- **Set task**
Below is a listing to write out in full, exactly as given, without its pictures.

- **Entries provided**
---+---

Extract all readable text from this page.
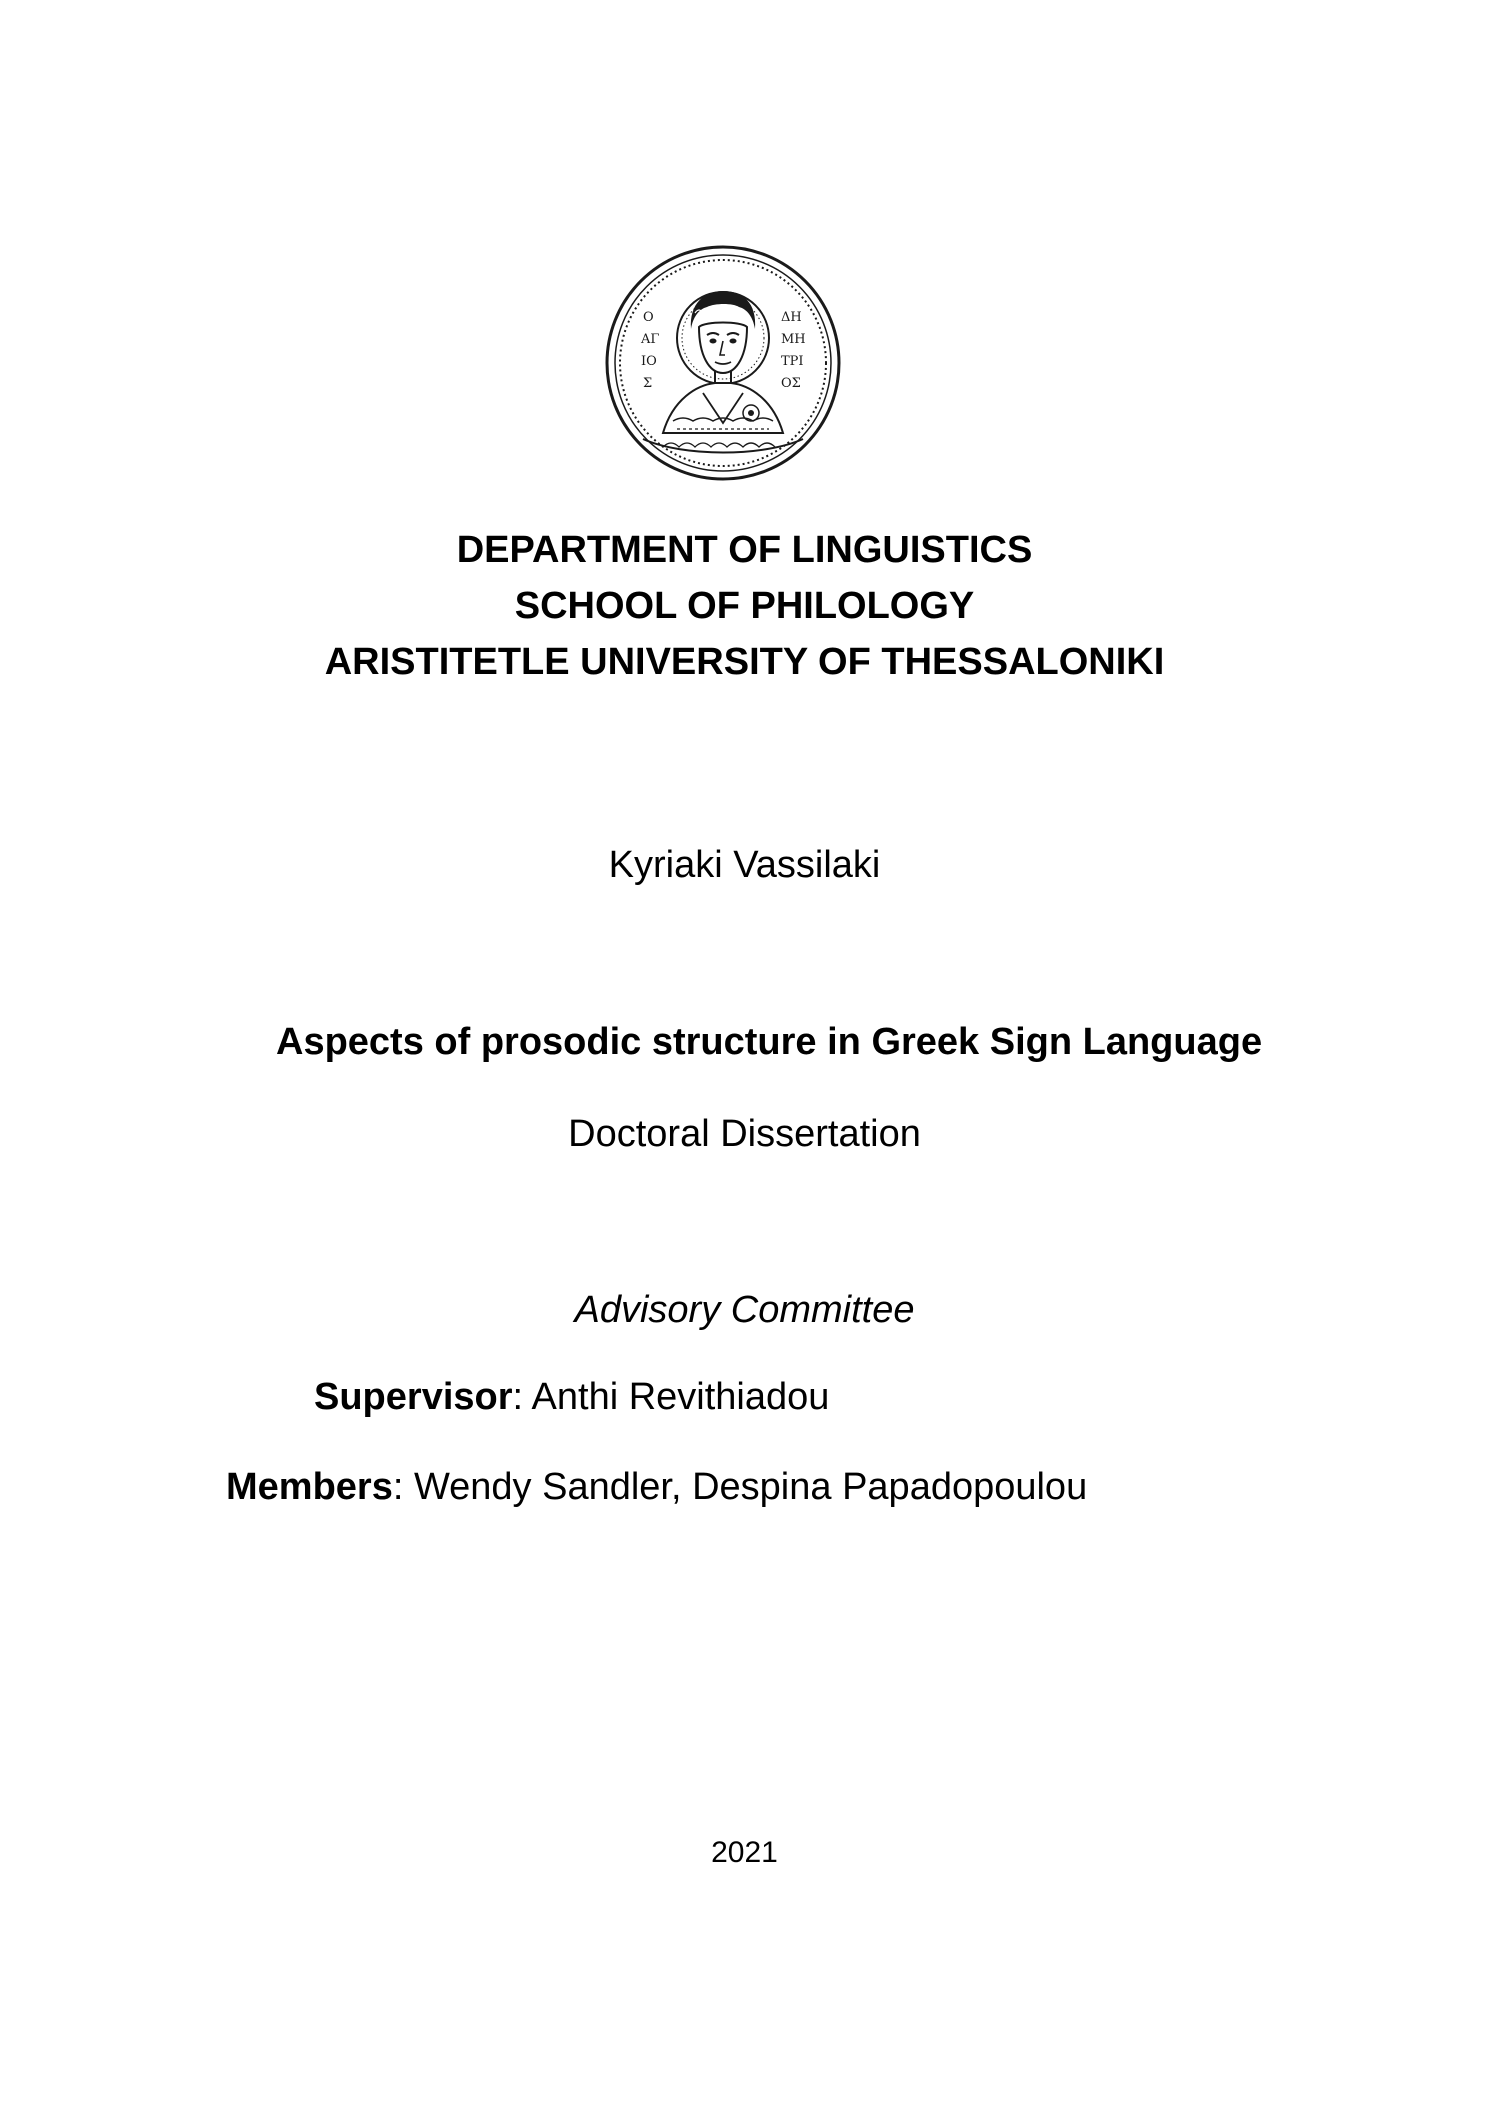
Ο
ΑΓ
ΙΟ
Σ
ΔΗ
ΜΗ
ΤΡΙ
ΟΣ
DEPARTMENT OF LINGUISTICS
SCHOOL OF PHILOLOGY
ARISTITETLE UNIVERSITY OF THESSALONIKI
Kyriaki Vassilaki
Aspects of prosodic structure in Greek Sign Language
Doctoral Dissertation
Advisory Committee
Supervisor: Anthi Revithiadou
Members: Wendy Sandler, Despina Papadopoulou
2021
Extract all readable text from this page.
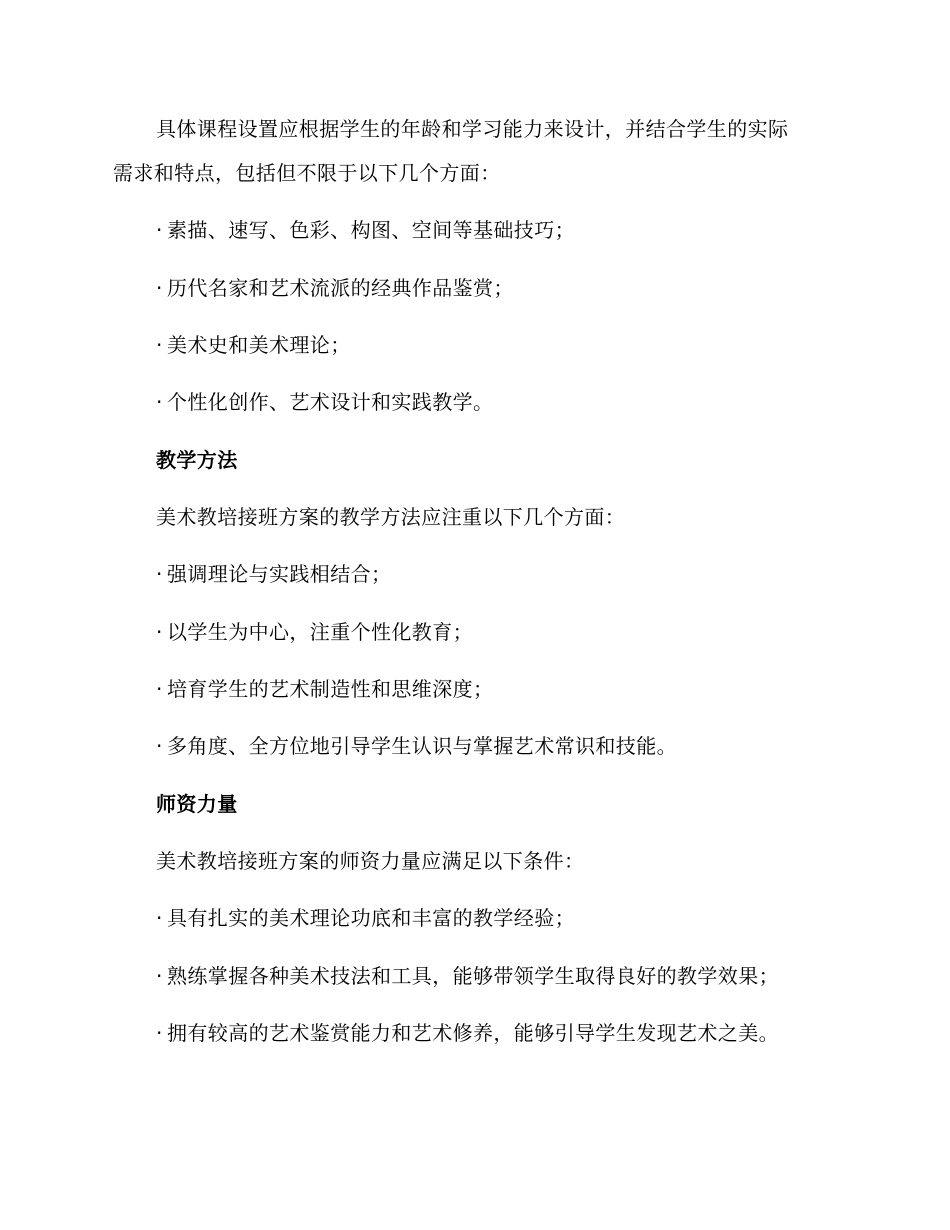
具体课程设置应根据学生的年龄和学习能力来设计，并结合学生的实际
需求和特点，包括但不限于以下几个方面：
· 素描、速写、色彩、构图、空间等基础技巧；
· 历代名家和艺术流派的经典作品鉴赏；
· 美术史和美术理论；
· 个性化创作、艺术设计和实践教学。
教学方法
美术教培接班方案的教学方法应注重以下几个方面：
· 强调理论与实践相结合；
· 以学生为中心，注重个性化教育；
· 培育学生的艺术制造性和思维深度；
· 多角度、全方位地引导学生认识与掌握艺术常识和技能。
师资力量
美术教培接班方案的师资力量应满足以下条件：
· 具有扎实的美术理论功底和丰富的教学经验；
· 熟练掌握各种美术技法和工具，能够带领学生取得良好的教学效果；
· 拥有较高的艺术鉴赏能力和艺术修养，能够引导学生发现艺术之美。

---+---

- **Reply**
Extract all readable text from this page.
Ο
ΑΓ
ΙΟ
Σ
ΔΗ
ΜΗ
ΤΡΙ
ΟΣ
DEPARTMENT OF LINGUISTICS
SCHOOL OF PHILOLOGY
ARISTITETLE UNIVERSITY OF THESSALONIKI
Kyriaki Vassilaki
Aspects of prosodic structure in Greek Sign Language
Doctoral Dissertation
Advisory Committee
Supervisor: Anthi Revithiadou
Members: Wendy Sandler, Despina Papadopoulou
2021
Extract all readable text from this page.
具体课程设置应根据学生的年龄和学习能力来设计，并结合学生的实际
需求和特点，包括但不限于以下几个方面：
· 素描、速写、色彩、构图、空间等基础技巧；
· 历代名家和艺术流派的经典作品鉴赏；
· 美术史和美术理论；
· 个性化创作、艺术设计和实践教学。
教学方法
美术教培接班方案的教学方法应注重以下几个方面：
· 强调理论与实践相结合；
· 以学生为中心，注重个性化教育；
· 培育学生的艺术制造性和思维深度；
· 多角度、全方位地引导学生认识与掌握艺术常识和技能。
师资力量
美术教培接班方案的师资力量应满足以下条件：
· 具有扎实的美术理论功底和丰富的教学经验；
· 熟练掌握各种美术技法和工具，能够带领学生取得良好的教学效果；
· 拥有较高的艺术鉴赏能力和艺术修养，能够引导学生发现艺术之美。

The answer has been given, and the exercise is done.